DATA ROWS -

++++++++++++++++++++

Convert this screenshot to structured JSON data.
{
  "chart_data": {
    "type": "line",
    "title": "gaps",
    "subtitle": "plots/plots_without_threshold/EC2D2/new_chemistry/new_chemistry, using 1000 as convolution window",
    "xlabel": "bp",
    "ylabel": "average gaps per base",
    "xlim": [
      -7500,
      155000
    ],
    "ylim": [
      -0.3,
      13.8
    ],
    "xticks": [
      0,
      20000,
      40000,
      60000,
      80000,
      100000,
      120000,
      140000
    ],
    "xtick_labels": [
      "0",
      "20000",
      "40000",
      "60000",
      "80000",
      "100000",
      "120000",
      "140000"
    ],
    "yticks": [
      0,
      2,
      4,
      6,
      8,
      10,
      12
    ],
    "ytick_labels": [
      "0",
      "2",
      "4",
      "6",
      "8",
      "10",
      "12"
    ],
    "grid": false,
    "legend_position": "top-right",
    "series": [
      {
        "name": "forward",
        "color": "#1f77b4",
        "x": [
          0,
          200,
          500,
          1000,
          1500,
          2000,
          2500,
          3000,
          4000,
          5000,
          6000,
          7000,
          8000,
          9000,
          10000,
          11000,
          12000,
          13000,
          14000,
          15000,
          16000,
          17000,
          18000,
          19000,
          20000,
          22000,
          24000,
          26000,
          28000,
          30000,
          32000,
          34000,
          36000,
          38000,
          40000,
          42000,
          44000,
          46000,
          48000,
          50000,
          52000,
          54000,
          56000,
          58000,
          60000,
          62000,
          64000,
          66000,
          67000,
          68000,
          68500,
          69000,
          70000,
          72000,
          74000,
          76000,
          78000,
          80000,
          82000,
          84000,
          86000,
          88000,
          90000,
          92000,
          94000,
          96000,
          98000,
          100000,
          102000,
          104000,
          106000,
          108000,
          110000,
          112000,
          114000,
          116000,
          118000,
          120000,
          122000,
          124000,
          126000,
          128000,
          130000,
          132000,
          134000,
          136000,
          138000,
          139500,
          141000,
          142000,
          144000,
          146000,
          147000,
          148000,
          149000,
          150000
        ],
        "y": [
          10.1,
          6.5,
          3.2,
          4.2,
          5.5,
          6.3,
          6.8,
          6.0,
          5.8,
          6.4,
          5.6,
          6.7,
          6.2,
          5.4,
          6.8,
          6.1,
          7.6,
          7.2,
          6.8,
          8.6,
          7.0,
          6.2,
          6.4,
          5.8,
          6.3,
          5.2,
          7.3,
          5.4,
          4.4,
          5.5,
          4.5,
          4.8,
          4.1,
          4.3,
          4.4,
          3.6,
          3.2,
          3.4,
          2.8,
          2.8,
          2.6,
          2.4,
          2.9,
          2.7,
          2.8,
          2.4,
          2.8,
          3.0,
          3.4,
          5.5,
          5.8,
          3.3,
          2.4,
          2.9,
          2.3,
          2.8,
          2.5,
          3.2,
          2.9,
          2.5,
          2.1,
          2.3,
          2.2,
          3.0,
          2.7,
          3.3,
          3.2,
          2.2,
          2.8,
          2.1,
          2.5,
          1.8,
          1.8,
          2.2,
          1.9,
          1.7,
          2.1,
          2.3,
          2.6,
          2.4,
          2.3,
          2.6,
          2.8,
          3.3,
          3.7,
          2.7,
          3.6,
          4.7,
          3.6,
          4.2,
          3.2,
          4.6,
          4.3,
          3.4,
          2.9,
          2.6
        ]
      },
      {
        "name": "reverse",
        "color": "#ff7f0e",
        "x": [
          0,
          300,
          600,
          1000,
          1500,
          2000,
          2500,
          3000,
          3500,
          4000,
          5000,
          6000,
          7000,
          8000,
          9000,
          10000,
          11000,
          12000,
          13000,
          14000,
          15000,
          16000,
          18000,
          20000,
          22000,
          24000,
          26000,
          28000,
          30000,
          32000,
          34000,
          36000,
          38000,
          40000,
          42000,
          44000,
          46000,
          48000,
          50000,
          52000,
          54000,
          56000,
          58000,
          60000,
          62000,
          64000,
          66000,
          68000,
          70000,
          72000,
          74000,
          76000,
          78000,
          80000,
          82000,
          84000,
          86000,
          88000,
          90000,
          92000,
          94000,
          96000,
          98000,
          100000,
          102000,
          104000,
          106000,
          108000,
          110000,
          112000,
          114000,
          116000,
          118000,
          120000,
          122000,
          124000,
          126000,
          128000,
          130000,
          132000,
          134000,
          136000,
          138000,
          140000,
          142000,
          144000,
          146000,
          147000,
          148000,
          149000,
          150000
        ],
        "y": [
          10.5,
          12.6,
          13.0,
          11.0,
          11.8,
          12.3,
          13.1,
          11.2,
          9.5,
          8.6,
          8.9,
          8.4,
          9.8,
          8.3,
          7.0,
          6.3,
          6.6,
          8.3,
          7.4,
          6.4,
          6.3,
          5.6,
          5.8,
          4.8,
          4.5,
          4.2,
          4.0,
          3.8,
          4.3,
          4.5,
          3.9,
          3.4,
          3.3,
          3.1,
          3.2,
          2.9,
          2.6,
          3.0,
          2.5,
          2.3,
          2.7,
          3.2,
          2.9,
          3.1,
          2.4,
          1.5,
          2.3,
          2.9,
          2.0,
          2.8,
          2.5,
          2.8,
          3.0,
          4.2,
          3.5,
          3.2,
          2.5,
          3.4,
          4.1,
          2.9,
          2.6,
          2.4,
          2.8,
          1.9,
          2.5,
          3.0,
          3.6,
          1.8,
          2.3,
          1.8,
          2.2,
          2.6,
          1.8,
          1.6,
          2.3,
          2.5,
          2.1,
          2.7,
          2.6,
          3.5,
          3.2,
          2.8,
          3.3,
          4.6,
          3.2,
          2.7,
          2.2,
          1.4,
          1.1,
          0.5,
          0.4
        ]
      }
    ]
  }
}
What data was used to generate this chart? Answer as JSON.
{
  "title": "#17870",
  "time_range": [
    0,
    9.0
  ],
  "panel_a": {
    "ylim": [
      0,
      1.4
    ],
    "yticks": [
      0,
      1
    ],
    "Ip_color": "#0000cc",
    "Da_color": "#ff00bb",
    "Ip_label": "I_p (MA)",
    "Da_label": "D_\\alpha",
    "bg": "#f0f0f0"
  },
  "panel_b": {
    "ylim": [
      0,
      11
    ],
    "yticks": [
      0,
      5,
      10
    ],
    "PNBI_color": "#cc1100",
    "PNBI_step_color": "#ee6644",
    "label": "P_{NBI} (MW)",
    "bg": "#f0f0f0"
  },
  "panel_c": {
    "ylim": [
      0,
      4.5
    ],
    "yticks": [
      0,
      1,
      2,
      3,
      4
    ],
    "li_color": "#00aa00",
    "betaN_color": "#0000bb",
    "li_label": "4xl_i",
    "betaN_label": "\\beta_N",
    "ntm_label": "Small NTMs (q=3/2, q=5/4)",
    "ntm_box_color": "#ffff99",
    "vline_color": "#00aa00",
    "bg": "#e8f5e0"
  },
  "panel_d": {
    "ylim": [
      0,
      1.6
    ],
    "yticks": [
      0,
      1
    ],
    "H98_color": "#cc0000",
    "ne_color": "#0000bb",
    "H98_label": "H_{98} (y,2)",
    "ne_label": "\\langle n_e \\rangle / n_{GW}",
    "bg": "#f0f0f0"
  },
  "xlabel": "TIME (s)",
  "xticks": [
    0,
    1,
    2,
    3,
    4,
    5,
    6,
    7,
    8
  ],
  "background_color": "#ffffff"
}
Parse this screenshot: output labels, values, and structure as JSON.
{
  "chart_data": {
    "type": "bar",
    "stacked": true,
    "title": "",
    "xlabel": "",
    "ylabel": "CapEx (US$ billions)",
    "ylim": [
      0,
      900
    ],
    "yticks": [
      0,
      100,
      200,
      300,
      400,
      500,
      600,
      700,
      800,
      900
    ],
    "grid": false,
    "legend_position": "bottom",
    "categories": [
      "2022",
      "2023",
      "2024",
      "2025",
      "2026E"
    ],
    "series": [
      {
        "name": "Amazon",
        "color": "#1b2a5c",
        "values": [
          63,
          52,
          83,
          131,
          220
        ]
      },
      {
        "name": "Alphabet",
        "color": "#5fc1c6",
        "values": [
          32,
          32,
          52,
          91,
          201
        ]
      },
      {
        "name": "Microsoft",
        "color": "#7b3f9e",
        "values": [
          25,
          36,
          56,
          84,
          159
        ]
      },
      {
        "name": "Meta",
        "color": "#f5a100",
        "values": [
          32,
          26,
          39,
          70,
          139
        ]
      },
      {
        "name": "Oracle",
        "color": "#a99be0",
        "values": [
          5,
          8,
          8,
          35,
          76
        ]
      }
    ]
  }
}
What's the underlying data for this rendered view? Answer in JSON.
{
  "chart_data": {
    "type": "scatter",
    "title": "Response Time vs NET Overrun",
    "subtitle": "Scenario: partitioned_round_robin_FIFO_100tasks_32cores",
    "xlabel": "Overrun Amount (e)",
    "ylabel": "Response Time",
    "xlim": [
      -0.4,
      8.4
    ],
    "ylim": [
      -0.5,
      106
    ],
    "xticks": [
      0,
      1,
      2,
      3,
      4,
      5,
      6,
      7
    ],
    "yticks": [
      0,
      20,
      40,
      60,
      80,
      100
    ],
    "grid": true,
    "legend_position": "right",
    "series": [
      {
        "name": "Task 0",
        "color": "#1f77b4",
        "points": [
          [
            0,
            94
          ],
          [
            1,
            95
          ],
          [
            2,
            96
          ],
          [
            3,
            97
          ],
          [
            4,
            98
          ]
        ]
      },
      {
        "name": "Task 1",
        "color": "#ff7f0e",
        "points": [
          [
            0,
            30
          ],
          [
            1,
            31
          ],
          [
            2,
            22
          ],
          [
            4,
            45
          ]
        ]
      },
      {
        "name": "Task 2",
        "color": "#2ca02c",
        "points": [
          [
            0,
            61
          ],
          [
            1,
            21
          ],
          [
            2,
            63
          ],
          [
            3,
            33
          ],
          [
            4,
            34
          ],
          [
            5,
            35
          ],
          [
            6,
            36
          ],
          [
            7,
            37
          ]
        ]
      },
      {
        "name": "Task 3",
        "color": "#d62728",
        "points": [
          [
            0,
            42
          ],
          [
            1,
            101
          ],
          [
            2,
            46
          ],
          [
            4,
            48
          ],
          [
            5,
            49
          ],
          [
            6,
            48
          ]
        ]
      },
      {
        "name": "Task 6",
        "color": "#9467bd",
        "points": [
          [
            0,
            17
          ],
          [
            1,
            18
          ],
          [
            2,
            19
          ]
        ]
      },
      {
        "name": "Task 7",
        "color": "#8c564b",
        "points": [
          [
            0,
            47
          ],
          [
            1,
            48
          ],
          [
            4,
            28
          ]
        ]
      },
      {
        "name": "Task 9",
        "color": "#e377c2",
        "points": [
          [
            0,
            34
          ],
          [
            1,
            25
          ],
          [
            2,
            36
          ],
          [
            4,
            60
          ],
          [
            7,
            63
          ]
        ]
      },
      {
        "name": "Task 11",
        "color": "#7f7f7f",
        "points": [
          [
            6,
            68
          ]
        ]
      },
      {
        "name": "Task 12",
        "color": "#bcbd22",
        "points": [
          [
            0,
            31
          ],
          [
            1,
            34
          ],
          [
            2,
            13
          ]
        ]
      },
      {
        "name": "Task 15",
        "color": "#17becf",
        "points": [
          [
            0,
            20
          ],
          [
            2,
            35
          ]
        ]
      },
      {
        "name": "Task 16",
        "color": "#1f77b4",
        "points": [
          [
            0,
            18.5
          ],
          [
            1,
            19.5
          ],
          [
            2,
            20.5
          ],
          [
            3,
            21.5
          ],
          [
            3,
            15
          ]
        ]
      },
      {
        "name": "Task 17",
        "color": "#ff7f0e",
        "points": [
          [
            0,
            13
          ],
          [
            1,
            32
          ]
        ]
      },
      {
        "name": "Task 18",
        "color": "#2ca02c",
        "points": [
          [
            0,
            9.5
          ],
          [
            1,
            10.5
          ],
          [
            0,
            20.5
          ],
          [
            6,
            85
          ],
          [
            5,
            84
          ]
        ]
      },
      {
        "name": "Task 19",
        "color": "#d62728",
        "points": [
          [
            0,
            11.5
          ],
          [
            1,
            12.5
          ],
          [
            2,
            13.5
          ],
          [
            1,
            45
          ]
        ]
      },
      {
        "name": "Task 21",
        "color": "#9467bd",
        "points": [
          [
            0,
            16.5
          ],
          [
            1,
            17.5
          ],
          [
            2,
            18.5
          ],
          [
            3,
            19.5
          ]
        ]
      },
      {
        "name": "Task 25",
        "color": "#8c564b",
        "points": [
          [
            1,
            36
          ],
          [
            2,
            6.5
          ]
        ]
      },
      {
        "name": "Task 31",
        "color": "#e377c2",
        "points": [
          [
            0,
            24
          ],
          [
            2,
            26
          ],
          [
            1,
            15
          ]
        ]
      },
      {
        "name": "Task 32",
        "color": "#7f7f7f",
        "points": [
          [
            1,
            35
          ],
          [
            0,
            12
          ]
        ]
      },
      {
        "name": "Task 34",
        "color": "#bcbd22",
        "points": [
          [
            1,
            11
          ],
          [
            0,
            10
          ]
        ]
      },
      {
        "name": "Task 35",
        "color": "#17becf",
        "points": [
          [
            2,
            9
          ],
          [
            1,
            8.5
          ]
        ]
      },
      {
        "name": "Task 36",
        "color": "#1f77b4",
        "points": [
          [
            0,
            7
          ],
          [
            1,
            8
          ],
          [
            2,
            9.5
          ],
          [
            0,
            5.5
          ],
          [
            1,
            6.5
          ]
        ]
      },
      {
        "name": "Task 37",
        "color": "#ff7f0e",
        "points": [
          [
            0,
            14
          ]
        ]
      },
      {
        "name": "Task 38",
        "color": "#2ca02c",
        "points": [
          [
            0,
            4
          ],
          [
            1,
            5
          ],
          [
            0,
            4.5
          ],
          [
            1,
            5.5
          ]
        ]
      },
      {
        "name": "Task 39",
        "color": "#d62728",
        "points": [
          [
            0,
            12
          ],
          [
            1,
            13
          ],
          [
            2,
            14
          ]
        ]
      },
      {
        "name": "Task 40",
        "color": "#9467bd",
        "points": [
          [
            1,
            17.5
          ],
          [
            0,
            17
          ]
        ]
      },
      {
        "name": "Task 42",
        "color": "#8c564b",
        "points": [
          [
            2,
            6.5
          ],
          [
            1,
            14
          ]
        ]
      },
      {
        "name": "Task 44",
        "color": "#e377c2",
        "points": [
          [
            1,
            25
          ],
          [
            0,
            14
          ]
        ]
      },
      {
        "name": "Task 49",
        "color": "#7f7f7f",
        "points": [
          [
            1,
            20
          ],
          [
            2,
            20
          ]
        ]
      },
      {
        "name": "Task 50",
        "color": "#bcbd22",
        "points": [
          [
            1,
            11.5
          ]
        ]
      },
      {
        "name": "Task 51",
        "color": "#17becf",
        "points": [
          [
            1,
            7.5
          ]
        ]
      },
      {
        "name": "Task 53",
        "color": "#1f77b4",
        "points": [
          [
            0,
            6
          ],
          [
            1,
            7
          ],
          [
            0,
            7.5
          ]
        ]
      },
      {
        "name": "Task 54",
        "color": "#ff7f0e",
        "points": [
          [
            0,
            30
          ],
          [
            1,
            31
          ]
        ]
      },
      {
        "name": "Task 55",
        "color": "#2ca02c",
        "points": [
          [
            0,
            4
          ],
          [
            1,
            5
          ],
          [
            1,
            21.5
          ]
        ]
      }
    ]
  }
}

++++++++++++++++++++

GIVEN INSTRUCTION - Find the word "Answer" in the data and copy out each line where it turns up.

EXERCISE RESPONSE -
What data was used to generate this chart? Answer as JSON.
What's the underlying data for this rendered view? Answer in JSON.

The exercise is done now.